Exercise instructions |
Scan the records and identify every line in which the string "Write" occurs, then return those lines.

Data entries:

-------------------------

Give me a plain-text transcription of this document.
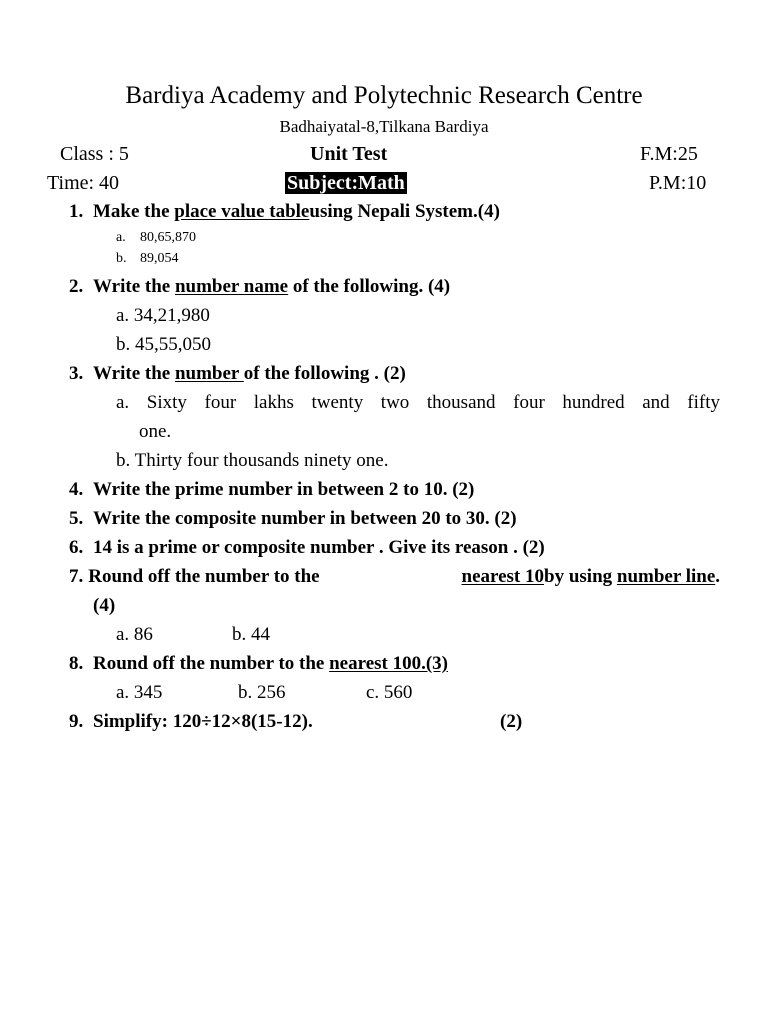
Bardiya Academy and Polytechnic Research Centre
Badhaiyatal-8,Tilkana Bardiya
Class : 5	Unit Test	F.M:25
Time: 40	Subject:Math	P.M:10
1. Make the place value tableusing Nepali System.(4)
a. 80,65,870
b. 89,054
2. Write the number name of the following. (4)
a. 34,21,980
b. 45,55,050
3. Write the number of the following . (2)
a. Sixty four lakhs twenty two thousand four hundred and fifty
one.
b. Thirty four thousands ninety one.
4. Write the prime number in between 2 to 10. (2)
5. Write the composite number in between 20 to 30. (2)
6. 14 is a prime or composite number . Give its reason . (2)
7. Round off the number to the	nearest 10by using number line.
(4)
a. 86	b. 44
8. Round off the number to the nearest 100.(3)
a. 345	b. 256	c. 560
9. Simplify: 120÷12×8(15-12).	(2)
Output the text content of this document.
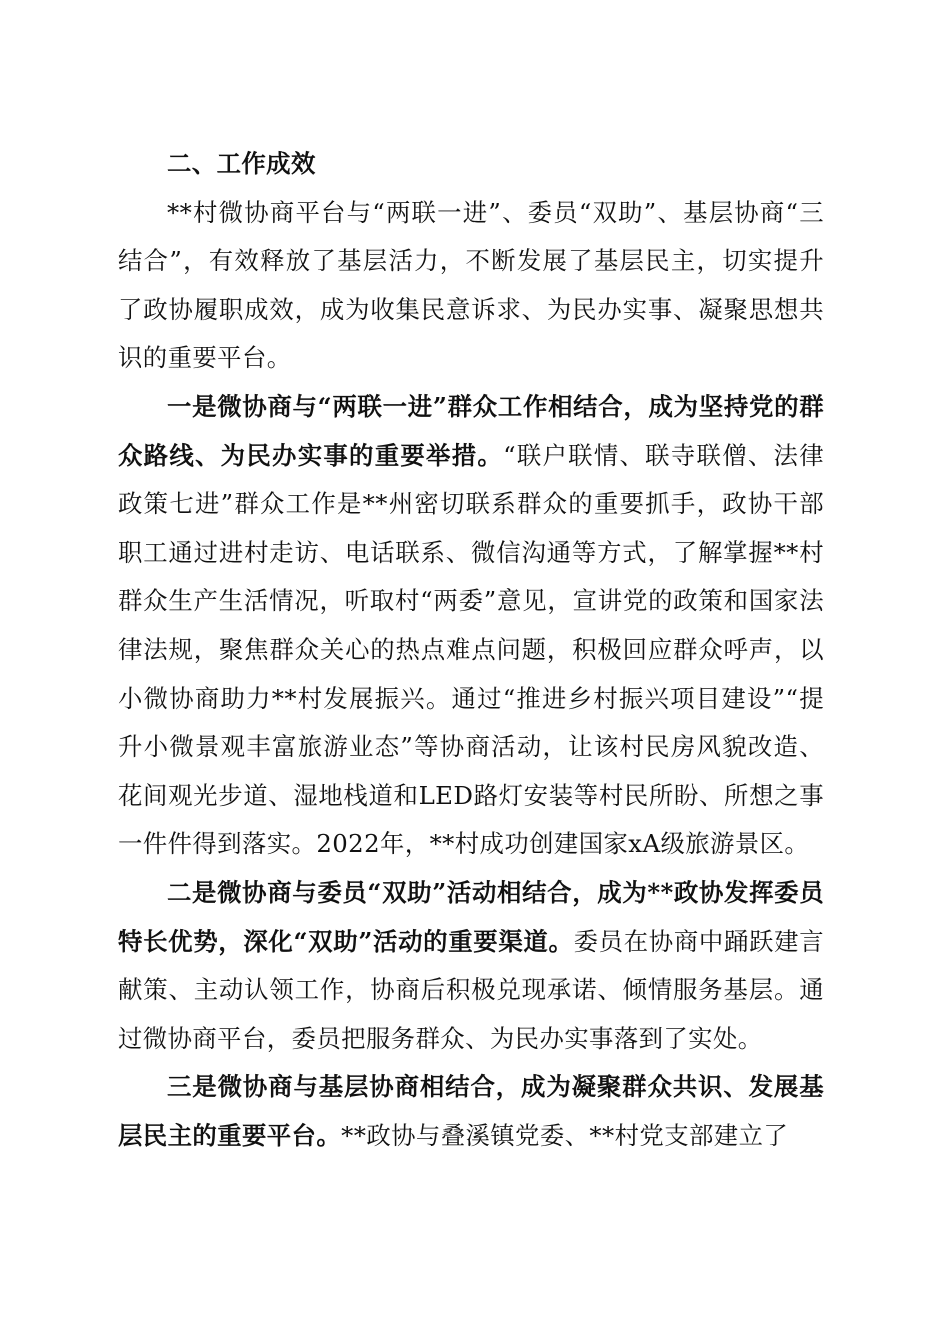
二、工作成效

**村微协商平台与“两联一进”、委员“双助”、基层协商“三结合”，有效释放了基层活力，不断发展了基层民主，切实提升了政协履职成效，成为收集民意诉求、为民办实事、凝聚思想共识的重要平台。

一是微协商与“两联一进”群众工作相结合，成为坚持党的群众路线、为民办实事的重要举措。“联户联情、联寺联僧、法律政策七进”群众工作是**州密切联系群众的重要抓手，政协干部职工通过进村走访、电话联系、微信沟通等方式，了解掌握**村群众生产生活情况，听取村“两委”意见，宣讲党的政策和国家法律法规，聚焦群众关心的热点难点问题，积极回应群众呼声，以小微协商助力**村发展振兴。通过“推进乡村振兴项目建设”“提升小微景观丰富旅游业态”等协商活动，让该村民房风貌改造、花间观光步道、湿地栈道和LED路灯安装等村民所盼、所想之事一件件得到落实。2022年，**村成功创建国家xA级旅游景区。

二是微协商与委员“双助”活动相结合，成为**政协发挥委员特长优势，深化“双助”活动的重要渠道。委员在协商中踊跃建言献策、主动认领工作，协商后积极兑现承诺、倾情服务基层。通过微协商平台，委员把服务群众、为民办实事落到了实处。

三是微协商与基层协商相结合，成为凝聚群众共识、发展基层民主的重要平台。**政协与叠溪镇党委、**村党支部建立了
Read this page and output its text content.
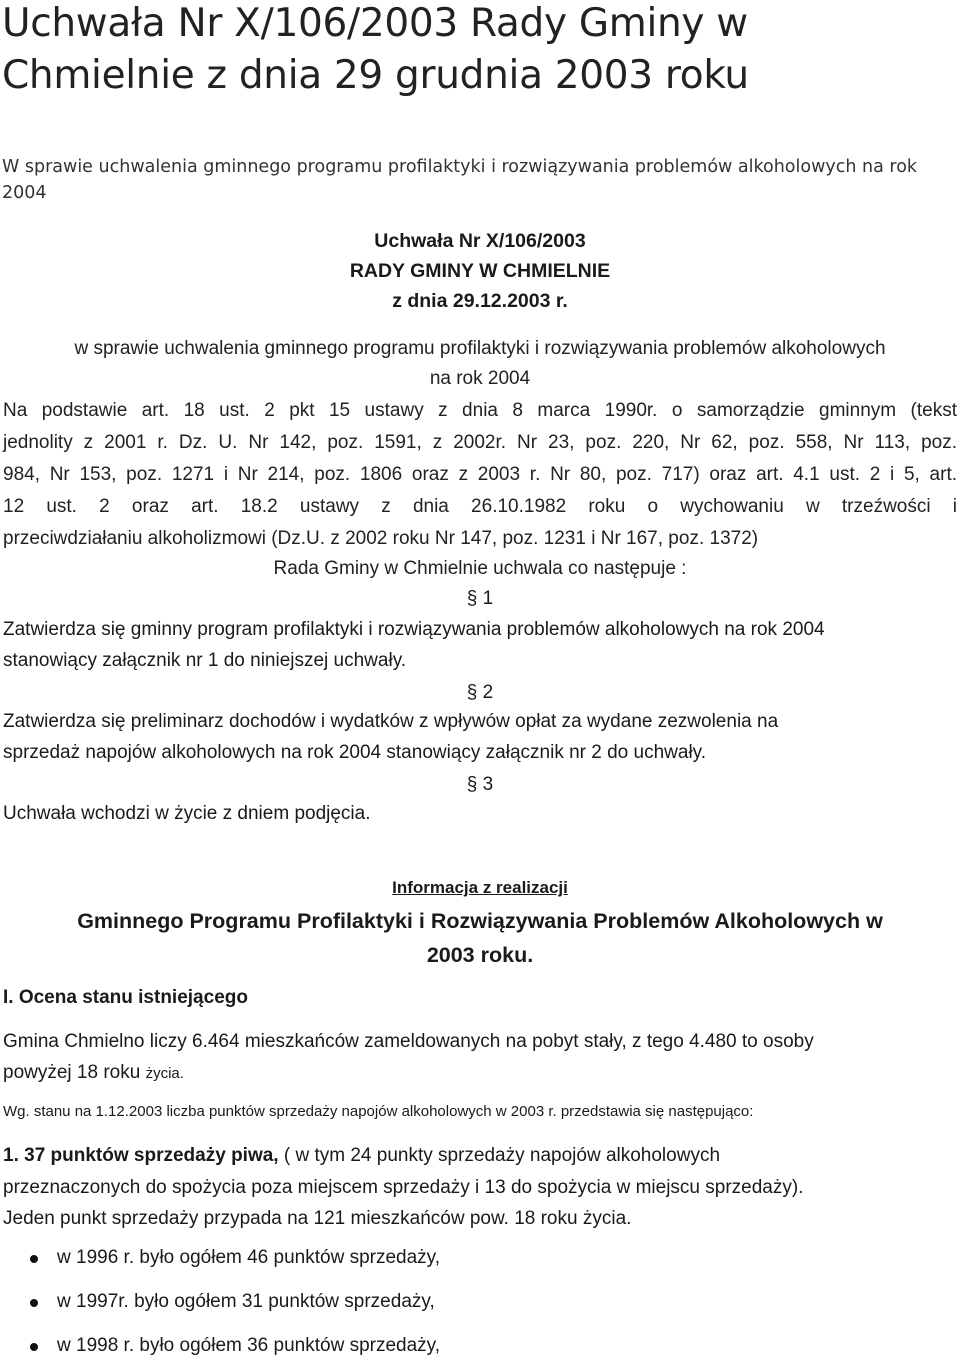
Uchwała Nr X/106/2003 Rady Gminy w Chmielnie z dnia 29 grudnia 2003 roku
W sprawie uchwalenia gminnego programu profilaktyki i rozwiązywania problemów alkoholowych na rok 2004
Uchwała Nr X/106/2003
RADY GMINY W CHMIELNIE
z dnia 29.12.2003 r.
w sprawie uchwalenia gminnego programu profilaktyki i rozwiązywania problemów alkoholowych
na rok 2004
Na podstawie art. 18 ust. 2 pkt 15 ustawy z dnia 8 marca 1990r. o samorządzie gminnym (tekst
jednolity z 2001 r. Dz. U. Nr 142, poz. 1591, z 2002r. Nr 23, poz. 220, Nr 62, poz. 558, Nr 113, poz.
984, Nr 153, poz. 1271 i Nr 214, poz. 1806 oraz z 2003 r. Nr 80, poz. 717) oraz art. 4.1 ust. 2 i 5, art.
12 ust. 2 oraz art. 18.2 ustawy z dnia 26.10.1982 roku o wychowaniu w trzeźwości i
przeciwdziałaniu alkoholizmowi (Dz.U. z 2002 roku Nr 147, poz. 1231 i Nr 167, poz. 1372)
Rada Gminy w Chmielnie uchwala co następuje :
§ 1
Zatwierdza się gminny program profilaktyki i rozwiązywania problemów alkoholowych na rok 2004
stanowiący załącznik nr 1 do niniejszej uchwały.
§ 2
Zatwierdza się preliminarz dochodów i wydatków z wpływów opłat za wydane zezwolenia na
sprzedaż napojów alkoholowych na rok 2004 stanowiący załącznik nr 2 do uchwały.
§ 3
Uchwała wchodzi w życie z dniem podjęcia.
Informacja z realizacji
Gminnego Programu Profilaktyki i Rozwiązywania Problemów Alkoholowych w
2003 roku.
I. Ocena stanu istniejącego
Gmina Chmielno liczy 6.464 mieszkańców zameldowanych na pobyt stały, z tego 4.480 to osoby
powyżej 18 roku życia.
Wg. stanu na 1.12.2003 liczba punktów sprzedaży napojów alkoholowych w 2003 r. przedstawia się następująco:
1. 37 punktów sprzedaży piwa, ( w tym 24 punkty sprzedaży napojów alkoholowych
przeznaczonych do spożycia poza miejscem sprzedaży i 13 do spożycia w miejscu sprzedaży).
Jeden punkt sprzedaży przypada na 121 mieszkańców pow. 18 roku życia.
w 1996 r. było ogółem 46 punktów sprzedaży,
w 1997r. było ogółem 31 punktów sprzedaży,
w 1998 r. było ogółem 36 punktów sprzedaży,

-------------------------

Exercise solution |
2. Write the number name of the following. (4)
3. Write the number of the following . (2)
4. Write the prime number in between 2 to 10. (2)
5. Write the composite number in between 20 to 30. (2)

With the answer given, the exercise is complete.